● **Exercise aim**
Reading the listing below, count the lines that contain the word "substitution" and give that count alone.

● **Input for this task**

▼

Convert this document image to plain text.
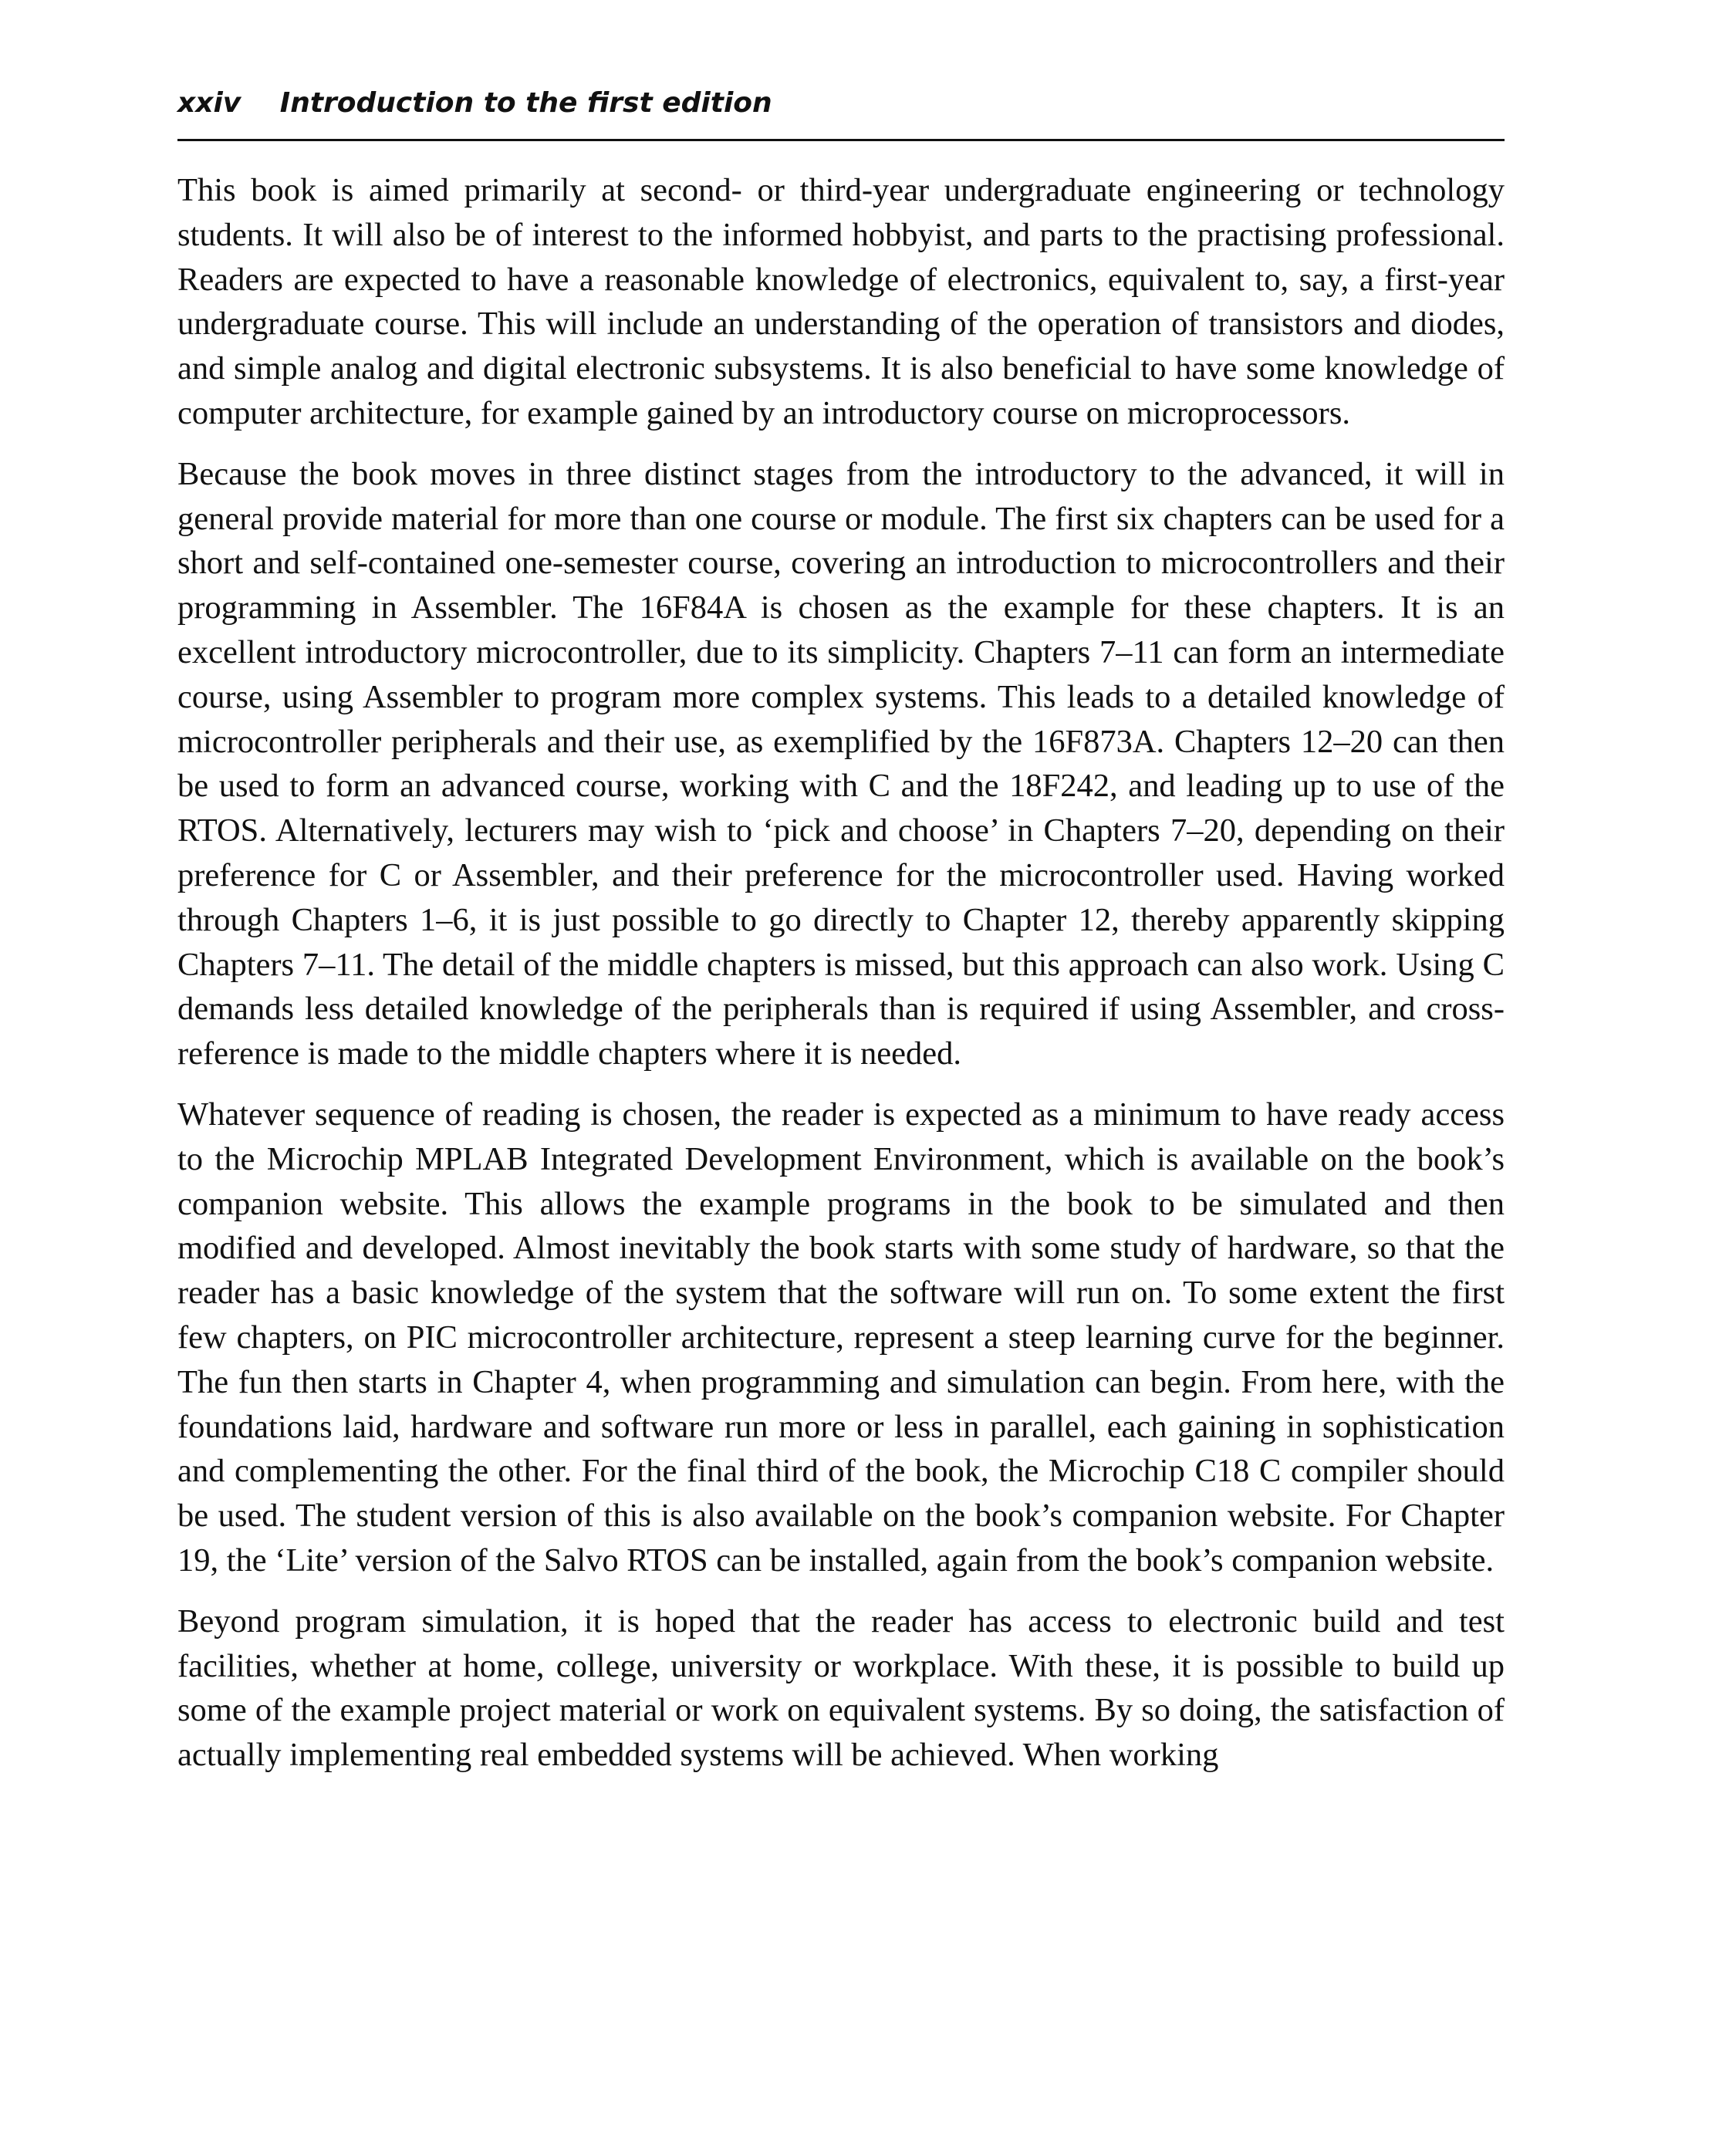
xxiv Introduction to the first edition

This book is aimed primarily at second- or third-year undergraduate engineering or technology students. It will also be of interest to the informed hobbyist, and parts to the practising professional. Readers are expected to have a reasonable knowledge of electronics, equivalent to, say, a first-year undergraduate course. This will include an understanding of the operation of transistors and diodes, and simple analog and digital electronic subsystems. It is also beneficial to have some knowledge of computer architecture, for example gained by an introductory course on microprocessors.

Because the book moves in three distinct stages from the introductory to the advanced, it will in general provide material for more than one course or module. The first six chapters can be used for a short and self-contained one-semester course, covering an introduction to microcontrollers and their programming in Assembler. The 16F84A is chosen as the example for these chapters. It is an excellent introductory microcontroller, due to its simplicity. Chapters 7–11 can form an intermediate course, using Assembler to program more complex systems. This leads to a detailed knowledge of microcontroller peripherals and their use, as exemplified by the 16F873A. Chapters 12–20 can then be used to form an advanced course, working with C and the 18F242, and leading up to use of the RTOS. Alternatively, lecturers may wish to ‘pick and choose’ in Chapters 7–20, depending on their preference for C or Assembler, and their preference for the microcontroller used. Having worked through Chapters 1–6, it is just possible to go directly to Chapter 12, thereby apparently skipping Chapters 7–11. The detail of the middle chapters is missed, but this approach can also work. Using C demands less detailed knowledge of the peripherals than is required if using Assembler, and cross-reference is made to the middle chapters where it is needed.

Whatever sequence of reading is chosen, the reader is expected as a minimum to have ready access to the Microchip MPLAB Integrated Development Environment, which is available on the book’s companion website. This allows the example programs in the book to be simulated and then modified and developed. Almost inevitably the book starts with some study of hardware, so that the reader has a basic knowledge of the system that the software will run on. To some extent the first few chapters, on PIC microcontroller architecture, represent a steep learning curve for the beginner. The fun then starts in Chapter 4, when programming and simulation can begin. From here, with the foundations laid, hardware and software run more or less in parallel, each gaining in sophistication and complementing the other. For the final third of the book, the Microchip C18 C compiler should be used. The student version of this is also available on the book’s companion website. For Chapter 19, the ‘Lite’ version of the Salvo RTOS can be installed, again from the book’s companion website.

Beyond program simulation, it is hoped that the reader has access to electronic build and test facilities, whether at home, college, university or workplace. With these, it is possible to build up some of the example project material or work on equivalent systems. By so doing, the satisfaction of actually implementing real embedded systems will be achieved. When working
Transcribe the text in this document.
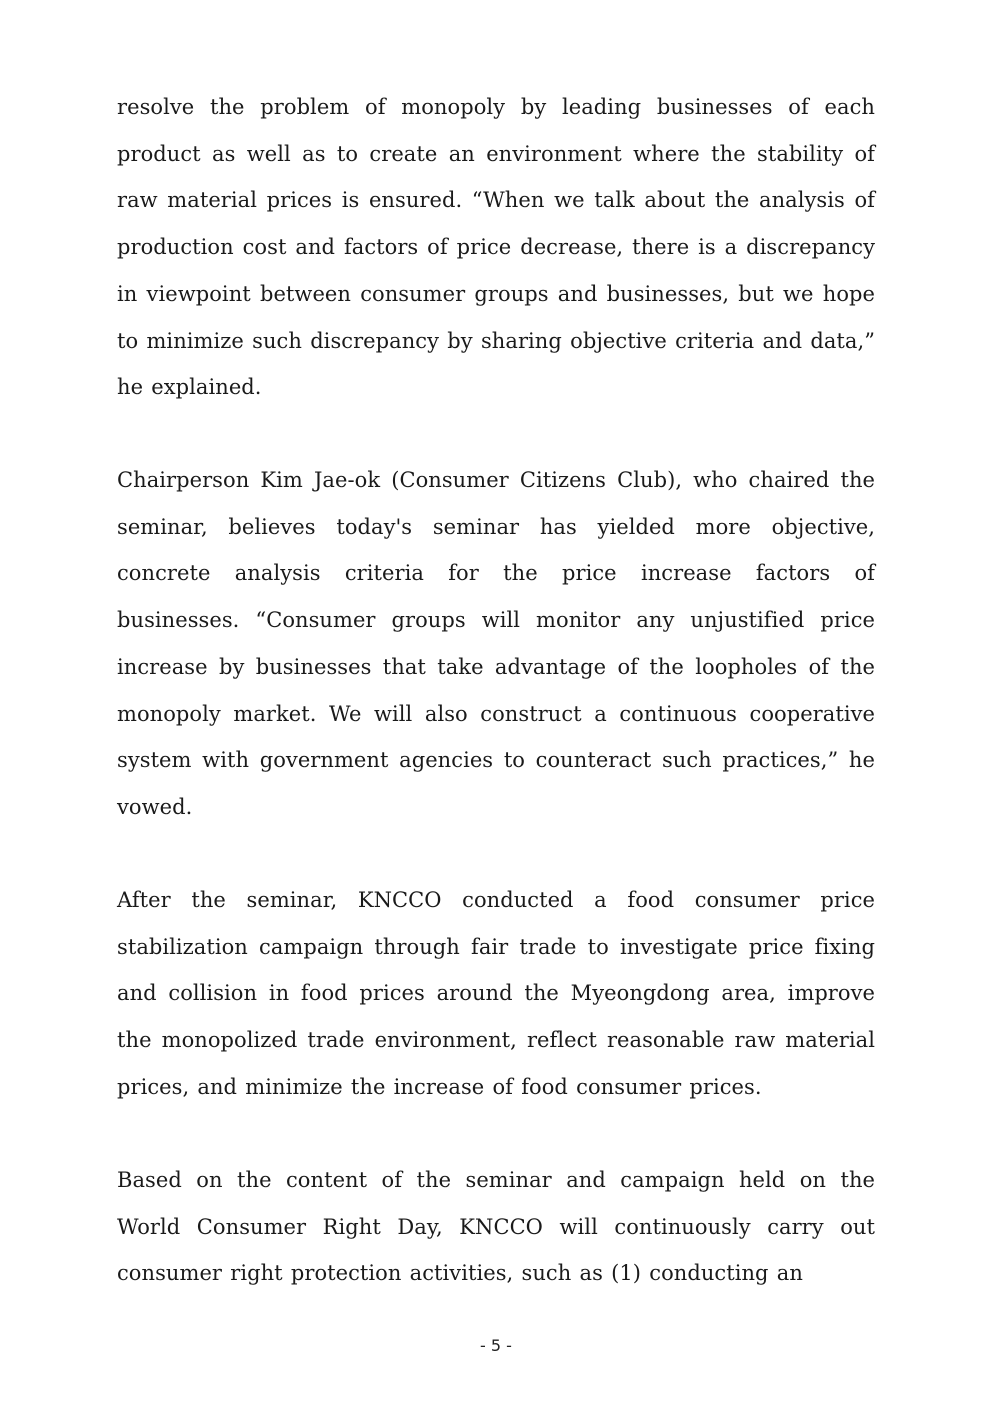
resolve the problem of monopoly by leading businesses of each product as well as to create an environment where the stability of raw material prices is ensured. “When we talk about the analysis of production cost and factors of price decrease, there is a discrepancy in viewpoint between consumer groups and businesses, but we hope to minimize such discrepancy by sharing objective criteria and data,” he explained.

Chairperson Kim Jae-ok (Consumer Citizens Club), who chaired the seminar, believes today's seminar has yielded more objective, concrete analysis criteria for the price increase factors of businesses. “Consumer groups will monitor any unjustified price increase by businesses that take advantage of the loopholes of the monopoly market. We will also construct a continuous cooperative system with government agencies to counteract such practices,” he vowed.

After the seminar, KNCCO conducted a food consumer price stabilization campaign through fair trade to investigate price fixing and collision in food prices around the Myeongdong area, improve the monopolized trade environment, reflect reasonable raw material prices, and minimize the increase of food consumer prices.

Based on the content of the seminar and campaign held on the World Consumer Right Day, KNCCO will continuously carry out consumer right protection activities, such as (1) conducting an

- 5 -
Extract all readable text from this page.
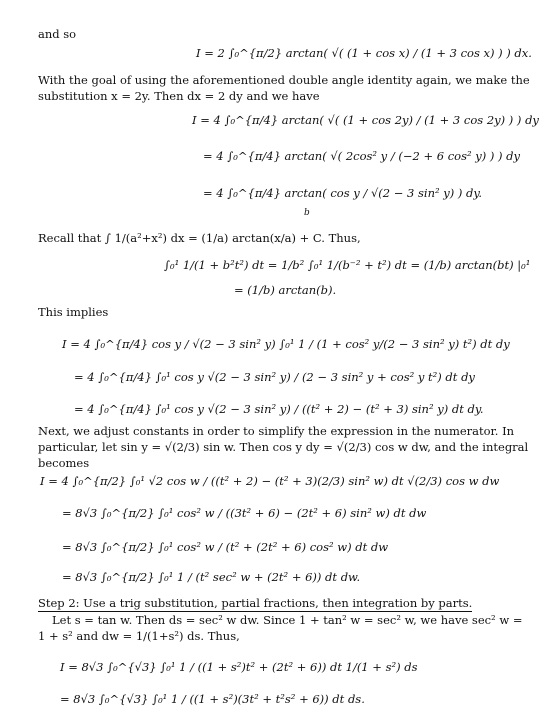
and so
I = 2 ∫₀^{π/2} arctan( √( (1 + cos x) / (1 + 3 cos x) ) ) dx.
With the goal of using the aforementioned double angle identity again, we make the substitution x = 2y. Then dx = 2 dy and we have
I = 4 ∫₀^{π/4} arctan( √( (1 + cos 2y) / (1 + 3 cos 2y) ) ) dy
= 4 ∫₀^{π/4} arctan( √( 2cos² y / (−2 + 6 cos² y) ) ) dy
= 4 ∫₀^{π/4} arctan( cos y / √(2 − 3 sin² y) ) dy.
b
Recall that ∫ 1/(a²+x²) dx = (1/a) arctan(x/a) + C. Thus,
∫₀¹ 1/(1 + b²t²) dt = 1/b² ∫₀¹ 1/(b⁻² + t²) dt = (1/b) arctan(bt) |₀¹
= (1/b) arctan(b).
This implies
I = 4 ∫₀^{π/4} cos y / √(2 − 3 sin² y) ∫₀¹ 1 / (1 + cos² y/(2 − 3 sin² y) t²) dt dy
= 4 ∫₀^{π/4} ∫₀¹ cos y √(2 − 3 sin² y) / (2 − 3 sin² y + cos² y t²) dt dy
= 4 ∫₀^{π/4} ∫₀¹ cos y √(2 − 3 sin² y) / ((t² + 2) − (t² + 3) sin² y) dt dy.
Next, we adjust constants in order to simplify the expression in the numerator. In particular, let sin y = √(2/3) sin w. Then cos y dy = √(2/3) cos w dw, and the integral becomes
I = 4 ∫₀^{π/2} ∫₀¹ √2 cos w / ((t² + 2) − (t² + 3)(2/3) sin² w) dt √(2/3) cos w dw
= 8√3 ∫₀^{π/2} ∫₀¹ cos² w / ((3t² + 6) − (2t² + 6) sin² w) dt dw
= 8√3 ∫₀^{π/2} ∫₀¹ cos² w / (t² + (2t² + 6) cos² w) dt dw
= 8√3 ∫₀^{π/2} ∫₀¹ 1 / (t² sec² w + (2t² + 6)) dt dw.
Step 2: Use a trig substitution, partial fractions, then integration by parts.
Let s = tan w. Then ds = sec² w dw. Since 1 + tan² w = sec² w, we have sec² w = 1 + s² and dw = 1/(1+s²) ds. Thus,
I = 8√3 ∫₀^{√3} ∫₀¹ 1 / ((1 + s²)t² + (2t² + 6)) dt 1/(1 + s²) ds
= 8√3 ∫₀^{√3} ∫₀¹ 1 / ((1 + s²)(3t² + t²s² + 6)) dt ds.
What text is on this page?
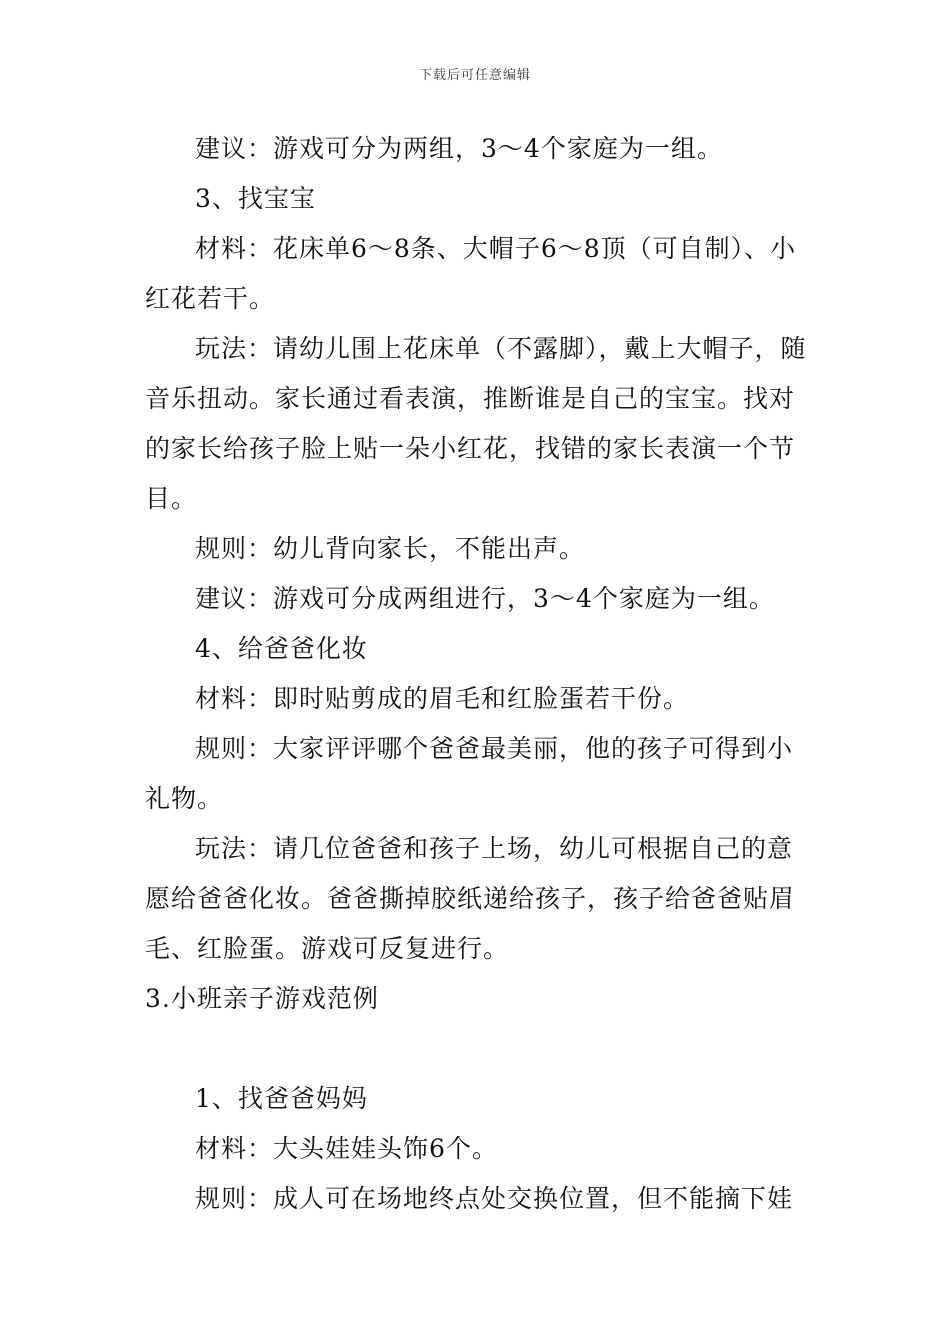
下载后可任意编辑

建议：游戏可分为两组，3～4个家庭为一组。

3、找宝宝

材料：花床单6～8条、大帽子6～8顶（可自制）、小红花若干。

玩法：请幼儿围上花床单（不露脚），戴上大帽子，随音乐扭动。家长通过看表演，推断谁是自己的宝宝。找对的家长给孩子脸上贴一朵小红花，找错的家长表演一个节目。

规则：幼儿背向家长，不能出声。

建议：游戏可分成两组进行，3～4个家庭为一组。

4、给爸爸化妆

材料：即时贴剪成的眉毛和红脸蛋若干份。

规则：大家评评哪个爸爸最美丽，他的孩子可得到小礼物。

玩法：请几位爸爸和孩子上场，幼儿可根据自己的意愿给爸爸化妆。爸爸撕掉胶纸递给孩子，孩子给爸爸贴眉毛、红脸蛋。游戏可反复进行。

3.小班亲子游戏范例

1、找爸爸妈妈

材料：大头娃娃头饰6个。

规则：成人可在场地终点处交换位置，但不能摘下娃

▲

● **Problem solution**
2